**** Exercise input ****

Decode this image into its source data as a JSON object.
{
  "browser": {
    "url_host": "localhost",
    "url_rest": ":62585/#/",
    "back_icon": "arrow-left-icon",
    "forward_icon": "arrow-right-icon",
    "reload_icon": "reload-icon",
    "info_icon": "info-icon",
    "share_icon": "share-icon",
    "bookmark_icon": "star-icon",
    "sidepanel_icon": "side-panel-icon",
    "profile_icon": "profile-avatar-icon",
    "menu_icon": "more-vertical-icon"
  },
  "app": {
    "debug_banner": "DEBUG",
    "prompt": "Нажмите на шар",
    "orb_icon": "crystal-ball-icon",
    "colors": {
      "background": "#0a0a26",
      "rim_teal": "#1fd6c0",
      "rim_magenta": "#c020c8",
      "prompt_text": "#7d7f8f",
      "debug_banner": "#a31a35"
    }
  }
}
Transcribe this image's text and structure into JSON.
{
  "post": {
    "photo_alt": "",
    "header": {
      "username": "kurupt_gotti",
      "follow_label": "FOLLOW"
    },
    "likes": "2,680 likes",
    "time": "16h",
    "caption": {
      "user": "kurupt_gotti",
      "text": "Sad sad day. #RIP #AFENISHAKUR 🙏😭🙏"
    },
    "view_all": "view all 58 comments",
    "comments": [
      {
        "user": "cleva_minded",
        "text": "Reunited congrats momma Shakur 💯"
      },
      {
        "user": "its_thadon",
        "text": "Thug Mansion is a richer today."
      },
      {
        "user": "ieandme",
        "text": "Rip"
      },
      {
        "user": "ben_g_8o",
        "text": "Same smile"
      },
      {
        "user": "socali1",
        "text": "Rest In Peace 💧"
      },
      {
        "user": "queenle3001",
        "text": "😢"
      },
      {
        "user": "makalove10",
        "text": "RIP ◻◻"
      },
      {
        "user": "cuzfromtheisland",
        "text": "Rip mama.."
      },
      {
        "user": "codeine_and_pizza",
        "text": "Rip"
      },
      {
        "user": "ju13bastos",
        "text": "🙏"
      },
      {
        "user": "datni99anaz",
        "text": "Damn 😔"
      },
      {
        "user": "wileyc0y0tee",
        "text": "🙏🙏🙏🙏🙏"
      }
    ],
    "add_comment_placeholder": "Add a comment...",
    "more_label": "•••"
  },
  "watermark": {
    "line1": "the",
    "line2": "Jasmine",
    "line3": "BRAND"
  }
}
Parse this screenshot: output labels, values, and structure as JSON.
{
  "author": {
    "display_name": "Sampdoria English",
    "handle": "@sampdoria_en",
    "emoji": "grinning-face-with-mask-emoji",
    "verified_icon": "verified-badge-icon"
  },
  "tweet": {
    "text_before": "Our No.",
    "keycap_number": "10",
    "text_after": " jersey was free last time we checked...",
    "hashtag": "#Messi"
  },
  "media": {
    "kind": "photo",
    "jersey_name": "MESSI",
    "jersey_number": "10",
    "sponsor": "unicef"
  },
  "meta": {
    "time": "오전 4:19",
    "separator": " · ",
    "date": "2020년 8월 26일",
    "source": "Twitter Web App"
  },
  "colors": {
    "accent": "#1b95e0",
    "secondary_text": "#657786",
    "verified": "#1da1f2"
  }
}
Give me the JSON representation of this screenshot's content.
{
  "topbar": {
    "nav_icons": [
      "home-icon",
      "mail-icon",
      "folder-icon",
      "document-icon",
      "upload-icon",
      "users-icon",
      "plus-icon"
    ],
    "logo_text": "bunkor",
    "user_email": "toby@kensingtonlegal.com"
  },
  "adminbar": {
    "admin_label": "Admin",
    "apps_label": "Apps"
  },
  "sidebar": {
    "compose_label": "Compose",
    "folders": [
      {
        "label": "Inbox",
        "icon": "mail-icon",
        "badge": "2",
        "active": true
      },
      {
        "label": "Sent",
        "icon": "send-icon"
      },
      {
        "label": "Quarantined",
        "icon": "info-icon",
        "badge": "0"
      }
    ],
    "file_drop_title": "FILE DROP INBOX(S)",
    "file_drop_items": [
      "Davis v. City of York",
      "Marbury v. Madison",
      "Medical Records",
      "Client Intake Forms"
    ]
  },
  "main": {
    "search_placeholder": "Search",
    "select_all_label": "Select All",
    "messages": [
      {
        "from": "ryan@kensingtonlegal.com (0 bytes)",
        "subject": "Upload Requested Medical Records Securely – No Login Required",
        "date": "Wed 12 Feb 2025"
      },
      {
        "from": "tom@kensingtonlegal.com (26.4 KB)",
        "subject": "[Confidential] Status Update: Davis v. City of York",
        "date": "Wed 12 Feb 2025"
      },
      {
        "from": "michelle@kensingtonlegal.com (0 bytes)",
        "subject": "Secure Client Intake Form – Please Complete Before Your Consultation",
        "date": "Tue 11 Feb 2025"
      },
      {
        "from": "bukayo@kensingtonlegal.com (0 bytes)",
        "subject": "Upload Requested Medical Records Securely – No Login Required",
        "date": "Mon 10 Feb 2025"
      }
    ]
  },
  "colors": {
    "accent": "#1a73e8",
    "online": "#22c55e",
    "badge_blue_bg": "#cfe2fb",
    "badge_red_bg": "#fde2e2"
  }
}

****
**** Exercise input ****

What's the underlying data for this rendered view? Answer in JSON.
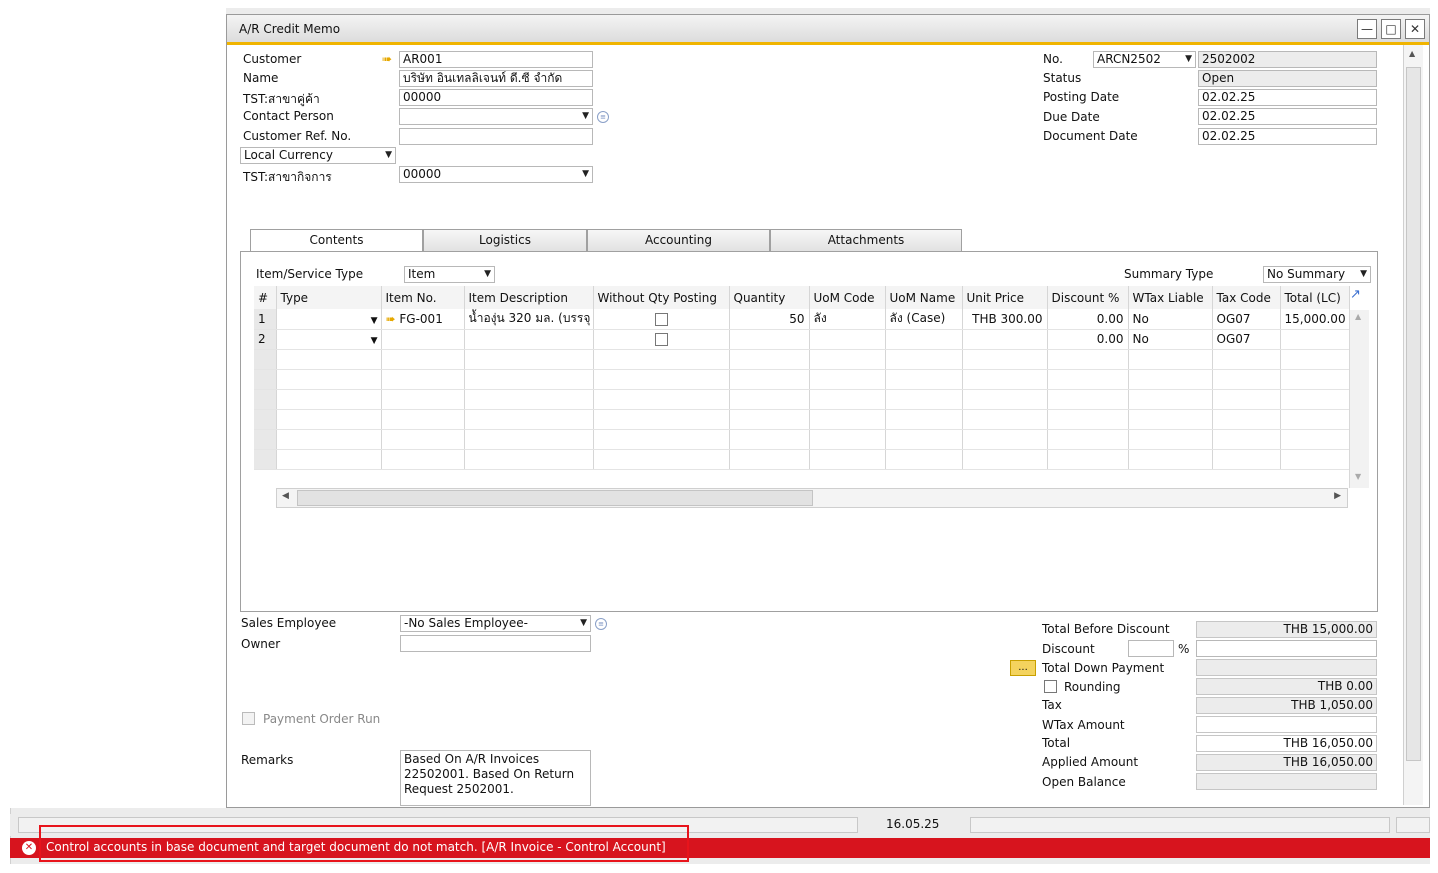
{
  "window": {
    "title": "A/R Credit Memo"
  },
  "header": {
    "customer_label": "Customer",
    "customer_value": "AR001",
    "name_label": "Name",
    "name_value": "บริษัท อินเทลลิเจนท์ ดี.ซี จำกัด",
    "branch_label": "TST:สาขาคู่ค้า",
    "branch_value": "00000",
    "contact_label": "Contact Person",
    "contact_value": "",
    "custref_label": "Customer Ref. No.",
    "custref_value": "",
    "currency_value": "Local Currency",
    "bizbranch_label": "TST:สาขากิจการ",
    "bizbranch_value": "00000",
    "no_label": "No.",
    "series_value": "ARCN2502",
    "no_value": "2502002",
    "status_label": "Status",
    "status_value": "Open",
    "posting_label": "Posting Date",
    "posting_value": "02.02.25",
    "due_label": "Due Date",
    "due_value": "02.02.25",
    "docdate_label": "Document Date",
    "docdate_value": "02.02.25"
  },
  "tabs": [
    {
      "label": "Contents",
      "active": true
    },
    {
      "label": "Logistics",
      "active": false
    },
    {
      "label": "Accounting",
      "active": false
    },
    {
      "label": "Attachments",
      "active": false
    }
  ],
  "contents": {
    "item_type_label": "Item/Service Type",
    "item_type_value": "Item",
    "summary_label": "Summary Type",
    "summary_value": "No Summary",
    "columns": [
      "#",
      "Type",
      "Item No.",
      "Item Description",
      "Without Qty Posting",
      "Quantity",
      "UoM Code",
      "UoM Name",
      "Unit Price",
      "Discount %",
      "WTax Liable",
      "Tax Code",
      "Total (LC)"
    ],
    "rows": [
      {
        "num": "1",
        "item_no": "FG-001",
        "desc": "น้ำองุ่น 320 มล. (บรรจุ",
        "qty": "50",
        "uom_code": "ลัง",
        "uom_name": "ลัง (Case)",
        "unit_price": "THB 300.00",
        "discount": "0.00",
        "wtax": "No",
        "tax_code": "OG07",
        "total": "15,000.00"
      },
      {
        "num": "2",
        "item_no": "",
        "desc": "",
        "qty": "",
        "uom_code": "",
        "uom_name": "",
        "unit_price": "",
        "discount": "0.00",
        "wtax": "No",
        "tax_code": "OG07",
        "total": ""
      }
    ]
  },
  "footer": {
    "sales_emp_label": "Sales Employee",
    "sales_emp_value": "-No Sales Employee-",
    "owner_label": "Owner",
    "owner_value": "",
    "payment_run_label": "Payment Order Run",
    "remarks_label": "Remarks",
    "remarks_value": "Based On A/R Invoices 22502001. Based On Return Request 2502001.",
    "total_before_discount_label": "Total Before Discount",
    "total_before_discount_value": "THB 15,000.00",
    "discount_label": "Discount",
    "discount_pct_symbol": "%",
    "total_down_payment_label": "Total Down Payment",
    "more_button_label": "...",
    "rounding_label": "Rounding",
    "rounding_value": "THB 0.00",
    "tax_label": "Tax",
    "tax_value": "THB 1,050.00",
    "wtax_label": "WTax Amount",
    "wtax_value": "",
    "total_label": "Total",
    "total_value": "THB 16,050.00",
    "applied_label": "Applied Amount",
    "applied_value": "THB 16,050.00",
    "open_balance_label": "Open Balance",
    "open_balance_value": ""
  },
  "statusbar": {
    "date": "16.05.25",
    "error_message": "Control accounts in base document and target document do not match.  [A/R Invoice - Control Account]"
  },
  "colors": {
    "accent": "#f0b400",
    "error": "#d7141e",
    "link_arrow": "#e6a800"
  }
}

****
**** Exercise input ****

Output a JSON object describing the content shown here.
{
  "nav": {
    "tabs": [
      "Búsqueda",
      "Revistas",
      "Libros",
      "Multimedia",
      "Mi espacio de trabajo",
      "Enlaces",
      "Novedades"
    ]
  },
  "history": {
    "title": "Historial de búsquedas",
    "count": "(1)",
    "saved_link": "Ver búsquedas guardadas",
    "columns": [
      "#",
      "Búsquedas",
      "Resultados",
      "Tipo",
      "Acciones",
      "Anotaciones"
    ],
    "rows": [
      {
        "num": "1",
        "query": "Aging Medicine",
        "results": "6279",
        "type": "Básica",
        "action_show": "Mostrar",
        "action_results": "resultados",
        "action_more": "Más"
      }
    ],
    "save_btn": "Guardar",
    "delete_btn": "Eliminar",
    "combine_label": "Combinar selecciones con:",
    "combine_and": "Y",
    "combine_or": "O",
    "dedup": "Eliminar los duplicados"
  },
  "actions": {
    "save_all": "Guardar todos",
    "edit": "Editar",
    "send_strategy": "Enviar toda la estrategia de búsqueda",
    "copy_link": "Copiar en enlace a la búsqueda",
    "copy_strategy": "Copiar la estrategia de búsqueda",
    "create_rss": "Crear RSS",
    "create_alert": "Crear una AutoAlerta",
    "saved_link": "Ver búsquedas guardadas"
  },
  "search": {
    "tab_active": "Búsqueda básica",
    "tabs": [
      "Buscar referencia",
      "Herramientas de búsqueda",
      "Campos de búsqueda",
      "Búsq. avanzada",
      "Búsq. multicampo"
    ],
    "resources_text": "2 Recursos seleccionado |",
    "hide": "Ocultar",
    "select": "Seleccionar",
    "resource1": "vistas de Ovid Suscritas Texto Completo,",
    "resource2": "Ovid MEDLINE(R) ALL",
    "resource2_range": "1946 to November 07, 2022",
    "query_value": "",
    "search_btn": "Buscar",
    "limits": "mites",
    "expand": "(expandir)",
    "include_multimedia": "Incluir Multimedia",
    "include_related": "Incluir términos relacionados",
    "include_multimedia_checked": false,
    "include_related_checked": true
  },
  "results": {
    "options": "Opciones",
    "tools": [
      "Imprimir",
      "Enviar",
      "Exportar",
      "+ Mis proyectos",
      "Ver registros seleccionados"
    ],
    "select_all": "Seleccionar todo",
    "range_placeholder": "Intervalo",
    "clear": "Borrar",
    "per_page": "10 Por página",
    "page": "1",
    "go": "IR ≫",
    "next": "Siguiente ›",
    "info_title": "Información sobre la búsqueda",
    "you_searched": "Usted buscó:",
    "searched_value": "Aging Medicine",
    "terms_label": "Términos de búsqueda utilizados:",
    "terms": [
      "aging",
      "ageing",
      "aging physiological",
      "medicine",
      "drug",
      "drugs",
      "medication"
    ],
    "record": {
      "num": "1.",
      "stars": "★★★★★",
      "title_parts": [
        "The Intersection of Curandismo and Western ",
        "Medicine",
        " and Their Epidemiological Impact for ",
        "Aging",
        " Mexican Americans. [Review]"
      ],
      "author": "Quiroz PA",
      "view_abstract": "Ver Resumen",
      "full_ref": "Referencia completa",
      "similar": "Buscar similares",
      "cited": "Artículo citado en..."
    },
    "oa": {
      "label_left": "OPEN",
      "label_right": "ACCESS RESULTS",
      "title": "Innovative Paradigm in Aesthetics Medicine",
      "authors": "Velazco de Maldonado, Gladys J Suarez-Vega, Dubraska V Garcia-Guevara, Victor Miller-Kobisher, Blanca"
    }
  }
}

****

*Short task*: Find and copy each line above that includes the string "object".

*Full answer*:
Decode this image into its source data as a JSON object.
Output a JSON object describing the content shown here.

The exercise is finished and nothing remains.